What is asked ->
From the records below, copy every line that contains the word "number".
· · ·
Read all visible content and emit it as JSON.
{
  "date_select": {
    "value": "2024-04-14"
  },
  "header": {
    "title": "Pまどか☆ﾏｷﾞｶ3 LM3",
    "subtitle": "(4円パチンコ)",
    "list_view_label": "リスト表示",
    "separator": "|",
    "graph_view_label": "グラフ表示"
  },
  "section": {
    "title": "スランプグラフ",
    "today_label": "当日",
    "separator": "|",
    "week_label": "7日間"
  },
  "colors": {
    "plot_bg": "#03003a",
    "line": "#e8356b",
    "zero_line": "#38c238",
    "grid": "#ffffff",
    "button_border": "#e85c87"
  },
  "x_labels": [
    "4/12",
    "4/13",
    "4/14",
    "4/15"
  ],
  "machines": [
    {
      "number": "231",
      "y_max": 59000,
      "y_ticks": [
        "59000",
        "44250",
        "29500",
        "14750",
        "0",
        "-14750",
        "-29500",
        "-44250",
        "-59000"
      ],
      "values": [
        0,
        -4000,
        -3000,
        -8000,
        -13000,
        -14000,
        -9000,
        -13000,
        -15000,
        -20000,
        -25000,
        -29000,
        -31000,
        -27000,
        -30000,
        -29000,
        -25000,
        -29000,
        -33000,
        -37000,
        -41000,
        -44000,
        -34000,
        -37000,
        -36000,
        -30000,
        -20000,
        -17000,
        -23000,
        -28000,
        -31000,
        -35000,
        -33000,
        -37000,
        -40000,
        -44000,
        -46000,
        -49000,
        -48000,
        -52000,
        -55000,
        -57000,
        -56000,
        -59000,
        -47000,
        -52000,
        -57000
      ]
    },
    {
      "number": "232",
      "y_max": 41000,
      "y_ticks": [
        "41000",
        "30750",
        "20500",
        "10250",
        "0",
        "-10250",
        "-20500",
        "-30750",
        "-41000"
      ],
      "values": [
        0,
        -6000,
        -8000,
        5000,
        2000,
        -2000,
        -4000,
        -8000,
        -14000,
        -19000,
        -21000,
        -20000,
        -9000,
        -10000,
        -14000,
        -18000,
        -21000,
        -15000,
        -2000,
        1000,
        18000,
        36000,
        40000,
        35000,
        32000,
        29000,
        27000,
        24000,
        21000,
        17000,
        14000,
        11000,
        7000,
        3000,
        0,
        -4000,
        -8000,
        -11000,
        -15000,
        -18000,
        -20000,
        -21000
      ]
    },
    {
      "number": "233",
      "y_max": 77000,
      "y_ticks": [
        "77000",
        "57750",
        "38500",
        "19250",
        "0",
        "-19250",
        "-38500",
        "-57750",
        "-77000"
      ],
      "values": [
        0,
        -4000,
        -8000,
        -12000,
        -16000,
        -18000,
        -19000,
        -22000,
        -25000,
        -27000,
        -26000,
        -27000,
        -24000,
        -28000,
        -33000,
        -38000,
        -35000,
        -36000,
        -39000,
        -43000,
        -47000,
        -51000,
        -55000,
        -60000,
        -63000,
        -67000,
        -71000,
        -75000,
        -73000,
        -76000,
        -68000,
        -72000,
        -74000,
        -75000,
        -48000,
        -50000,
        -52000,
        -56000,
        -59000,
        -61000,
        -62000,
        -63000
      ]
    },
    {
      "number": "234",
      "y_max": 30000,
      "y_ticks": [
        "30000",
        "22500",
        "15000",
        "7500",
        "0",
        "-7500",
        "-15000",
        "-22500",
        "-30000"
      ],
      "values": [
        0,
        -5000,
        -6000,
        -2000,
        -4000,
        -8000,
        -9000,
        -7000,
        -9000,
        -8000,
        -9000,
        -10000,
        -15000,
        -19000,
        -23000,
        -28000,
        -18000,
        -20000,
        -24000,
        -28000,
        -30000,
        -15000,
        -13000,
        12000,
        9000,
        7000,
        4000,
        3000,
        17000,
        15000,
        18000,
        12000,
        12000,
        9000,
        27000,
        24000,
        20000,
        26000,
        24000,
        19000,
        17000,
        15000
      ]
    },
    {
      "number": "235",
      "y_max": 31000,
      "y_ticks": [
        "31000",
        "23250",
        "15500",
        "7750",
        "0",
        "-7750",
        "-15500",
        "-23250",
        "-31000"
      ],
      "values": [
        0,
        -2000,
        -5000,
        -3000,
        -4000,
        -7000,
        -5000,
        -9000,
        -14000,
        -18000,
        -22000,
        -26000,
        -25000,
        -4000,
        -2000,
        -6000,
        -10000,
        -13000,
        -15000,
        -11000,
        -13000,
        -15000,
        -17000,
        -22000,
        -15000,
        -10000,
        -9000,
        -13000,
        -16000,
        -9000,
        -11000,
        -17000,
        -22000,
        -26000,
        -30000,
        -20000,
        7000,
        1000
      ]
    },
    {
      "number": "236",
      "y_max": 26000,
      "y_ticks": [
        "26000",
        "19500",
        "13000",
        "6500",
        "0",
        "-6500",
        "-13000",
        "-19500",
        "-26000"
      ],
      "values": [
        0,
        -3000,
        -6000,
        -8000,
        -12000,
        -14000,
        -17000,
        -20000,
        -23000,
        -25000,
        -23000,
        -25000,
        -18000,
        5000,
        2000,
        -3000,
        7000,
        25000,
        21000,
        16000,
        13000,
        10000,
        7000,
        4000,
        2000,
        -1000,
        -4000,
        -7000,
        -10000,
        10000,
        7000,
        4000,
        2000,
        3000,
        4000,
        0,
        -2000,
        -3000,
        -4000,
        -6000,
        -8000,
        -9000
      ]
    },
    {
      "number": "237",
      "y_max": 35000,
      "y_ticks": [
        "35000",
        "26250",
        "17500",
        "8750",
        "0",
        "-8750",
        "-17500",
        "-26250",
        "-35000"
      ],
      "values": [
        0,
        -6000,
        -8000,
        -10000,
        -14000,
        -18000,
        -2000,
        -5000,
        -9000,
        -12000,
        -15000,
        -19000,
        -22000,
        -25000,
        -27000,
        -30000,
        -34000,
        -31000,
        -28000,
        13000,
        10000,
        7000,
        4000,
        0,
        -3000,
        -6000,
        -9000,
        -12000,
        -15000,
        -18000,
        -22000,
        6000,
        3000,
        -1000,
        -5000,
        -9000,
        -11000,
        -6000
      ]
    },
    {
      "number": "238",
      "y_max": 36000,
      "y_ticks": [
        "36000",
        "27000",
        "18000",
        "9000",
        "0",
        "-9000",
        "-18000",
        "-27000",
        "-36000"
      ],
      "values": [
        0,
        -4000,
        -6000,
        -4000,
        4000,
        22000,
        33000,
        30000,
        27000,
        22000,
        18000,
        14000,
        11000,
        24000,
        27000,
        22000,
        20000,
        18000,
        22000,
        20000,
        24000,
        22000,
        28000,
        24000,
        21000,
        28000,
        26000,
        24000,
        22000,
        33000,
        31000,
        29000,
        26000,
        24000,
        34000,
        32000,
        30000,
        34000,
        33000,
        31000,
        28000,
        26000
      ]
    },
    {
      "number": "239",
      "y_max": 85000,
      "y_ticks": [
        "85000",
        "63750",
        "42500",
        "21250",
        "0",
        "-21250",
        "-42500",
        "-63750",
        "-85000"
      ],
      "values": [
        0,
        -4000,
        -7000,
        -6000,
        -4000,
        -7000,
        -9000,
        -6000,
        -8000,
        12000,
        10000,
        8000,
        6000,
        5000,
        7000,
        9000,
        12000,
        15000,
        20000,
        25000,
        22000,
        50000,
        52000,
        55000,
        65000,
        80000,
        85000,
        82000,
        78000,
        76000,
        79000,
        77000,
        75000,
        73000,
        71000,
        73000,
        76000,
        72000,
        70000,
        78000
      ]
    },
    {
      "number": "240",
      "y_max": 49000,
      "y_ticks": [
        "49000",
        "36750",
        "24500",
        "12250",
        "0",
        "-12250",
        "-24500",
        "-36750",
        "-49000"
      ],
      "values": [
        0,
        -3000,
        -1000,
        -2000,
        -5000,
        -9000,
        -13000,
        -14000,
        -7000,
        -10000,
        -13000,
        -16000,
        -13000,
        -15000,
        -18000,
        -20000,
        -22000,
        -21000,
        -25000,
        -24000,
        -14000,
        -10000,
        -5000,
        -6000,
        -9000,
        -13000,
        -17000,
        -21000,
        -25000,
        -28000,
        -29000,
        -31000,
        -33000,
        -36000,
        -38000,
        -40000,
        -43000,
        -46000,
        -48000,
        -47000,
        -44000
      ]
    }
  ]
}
· · ·
Result of this exercise ->
      "number": "231",
      "number": "232",
      "number": "233",
      "number": "234",
      "number": "235",
      "number": "236",
      "number": "237",
      "number": "238",
      "number": "239",
      "number": "240",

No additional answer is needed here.